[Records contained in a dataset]
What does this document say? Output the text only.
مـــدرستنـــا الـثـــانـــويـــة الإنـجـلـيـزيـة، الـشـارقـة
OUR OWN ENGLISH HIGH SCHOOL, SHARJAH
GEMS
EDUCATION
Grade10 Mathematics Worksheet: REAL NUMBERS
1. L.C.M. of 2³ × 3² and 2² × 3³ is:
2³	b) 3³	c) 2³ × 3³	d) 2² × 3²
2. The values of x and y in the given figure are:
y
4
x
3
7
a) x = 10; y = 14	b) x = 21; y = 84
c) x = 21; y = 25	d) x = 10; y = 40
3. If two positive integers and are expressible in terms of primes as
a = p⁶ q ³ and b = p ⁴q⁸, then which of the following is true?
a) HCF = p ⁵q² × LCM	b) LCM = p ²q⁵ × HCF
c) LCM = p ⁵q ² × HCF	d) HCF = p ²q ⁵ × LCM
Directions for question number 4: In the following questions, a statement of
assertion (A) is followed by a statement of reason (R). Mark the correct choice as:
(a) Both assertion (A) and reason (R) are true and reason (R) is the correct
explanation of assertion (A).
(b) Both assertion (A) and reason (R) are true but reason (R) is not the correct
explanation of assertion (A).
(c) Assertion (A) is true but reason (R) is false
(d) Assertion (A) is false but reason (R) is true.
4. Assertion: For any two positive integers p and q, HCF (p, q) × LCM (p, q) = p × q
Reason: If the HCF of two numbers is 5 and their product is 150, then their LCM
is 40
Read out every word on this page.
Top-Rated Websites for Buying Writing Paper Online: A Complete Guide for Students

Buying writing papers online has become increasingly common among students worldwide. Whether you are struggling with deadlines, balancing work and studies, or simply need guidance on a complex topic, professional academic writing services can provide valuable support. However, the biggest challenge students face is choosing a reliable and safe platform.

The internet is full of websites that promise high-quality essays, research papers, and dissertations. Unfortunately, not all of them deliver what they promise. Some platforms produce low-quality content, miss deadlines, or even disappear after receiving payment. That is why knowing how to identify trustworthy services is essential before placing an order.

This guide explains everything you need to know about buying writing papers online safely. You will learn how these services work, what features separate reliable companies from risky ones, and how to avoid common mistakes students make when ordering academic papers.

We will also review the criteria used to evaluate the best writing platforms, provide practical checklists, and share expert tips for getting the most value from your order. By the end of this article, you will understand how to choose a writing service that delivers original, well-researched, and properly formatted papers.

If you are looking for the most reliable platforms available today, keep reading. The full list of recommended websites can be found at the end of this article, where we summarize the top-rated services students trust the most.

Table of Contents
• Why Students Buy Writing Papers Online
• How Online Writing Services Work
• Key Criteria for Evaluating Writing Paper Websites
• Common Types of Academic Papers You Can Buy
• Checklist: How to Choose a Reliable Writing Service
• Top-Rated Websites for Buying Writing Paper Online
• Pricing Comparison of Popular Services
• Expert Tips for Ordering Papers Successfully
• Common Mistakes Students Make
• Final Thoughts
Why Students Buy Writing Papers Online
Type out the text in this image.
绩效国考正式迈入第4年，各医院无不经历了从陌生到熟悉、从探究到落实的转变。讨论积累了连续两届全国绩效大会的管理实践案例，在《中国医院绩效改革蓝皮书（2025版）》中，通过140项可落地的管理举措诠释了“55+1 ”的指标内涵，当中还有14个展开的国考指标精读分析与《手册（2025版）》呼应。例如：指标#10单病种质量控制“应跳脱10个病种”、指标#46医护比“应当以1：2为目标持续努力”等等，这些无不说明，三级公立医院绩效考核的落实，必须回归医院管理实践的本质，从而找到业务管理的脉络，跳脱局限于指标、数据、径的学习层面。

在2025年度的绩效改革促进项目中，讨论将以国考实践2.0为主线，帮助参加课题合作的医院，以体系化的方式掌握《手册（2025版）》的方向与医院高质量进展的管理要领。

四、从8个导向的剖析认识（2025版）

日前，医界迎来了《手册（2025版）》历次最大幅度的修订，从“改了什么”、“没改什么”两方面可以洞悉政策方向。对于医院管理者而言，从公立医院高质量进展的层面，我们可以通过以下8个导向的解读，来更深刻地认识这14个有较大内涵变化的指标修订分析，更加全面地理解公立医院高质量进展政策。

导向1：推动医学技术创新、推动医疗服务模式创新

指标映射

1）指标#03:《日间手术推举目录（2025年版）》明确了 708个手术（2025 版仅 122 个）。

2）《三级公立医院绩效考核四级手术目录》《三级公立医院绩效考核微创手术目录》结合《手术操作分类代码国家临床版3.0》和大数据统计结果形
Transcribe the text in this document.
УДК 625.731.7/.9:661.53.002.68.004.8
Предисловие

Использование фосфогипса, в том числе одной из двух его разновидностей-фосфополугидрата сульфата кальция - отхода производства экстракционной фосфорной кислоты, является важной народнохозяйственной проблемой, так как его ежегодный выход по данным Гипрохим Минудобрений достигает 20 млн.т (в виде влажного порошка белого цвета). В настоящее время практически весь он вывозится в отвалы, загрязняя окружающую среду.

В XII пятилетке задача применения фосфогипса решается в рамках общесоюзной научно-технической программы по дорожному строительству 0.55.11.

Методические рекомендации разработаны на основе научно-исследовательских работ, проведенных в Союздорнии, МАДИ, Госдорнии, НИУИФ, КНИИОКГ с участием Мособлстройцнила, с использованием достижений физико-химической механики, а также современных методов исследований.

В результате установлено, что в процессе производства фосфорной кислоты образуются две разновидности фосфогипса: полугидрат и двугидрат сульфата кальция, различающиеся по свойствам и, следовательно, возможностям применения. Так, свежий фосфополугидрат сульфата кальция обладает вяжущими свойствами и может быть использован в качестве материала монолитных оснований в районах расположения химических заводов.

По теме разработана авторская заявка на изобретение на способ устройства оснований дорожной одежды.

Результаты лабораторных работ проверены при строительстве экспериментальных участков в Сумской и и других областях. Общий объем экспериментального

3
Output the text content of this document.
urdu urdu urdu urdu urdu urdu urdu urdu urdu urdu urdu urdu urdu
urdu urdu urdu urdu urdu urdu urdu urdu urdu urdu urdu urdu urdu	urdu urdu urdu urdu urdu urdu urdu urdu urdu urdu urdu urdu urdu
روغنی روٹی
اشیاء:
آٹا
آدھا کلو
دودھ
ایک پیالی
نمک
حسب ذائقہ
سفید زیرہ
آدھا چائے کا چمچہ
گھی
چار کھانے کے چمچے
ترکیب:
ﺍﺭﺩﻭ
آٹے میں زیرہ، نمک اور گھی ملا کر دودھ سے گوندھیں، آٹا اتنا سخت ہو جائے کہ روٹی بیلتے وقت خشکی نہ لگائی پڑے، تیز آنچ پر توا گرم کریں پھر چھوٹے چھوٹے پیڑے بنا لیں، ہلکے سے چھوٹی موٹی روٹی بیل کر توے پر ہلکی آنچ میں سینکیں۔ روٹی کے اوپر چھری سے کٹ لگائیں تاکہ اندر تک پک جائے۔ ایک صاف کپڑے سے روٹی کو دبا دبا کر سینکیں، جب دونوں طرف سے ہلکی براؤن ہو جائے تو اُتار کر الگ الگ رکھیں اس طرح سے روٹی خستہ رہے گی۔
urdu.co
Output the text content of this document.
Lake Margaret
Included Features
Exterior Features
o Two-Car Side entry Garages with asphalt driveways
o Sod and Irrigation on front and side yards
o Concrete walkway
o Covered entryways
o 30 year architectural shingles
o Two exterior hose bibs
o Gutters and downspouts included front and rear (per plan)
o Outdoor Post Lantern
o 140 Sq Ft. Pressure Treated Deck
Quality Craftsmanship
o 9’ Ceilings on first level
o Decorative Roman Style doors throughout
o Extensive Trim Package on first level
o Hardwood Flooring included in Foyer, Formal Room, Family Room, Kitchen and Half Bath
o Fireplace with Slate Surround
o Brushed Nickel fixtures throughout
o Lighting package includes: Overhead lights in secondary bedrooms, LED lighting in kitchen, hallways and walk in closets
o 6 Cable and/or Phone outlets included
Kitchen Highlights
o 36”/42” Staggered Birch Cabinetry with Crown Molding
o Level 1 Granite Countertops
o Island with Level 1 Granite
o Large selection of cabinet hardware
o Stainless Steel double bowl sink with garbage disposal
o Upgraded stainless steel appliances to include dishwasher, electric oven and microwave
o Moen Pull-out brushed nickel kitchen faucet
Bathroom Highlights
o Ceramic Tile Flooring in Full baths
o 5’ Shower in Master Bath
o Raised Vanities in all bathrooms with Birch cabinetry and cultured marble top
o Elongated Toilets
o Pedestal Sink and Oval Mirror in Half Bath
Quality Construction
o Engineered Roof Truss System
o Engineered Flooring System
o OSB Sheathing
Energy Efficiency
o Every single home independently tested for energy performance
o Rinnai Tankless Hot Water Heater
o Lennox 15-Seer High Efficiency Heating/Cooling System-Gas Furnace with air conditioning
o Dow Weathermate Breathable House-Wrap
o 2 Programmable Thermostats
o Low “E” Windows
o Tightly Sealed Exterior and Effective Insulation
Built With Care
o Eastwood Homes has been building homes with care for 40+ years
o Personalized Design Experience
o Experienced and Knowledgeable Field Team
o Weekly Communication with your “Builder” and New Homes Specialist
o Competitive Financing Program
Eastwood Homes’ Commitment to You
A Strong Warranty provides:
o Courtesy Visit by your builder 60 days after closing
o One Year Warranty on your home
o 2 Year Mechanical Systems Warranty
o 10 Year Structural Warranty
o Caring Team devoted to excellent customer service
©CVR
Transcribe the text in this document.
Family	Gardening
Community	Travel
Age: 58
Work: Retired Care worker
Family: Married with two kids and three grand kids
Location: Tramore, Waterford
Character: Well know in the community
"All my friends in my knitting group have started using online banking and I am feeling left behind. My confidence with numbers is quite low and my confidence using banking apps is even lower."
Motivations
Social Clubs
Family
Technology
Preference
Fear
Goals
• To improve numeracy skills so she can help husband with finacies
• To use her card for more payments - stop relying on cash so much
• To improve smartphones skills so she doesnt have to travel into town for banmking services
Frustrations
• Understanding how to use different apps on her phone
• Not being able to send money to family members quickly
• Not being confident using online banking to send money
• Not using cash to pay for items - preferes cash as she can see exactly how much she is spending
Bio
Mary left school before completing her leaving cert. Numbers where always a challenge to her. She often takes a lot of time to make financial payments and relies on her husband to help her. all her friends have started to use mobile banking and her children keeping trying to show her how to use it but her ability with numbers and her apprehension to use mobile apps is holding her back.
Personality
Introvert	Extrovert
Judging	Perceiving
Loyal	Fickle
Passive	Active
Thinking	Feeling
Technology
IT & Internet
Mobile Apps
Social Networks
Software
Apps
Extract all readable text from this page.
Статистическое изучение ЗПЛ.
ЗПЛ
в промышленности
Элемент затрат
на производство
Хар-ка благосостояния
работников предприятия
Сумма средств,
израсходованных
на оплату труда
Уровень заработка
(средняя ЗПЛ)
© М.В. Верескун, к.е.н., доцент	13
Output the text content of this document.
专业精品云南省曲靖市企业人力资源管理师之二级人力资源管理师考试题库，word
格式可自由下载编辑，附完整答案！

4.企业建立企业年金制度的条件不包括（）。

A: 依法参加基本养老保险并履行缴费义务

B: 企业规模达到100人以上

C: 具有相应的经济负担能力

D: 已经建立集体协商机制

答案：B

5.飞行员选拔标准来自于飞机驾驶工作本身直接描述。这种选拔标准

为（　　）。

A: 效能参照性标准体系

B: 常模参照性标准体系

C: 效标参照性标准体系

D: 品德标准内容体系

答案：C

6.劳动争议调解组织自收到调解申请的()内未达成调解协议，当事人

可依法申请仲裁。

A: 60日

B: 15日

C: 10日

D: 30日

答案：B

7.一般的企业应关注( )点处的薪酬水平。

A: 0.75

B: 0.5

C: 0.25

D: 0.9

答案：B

» Given instruction
Extract every line containing the string "money" from the data above.

» Correct response
• Not being able to send money to family members quickly
• Not being confident using online banking to send money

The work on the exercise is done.